Exercise inputs
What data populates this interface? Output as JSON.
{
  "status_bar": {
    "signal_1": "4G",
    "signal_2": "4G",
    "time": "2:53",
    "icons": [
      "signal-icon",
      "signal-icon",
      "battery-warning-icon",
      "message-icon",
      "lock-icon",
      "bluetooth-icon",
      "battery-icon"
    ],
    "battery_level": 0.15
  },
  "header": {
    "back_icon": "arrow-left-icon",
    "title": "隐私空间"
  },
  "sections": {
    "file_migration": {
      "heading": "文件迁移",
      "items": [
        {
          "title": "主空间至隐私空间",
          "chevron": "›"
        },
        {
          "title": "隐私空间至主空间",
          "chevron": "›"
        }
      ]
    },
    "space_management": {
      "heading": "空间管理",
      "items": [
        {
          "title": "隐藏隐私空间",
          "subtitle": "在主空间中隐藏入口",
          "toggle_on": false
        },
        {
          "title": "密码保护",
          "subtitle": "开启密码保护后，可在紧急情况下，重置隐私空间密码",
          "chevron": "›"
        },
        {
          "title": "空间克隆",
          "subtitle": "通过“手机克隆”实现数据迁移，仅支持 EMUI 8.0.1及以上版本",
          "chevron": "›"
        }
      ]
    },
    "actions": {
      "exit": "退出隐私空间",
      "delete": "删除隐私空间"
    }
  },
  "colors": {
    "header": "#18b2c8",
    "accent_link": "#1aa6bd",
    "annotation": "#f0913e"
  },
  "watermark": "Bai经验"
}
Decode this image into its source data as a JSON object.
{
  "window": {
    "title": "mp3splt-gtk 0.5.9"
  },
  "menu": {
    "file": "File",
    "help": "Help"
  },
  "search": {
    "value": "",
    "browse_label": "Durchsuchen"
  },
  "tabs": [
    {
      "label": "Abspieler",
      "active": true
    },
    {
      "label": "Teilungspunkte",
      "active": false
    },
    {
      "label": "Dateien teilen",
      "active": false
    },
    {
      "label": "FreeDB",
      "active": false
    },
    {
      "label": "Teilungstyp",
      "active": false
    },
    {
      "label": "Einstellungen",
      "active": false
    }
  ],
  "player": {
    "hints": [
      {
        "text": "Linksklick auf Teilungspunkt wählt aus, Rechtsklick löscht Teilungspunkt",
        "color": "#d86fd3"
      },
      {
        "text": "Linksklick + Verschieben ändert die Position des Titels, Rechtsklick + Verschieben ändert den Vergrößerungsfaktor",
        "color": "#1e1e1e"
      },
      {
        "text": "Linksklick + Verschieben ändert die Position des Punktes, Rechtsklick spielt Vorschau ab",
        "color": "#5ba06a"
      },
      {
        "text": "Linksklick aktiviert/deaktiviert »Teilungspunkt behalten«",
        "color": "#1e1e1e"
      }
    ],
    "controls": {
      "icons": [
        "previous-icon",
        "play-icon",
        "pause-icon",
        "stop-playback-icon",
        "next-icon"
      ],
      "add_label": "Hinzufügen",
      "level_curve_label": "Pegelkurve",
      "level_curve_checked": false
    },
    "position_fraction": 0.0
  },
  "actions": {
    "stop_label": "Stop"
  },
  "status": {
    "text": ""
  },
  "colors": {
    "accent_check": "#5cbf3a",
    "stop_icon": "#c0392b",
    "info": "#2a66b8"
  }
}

Exercise aim
Identify the lines in the entries that hold "data" and return each one.

Answer to the task
What data populates this interface? Output as JSON.
Decode this image into its source data as a JSON object.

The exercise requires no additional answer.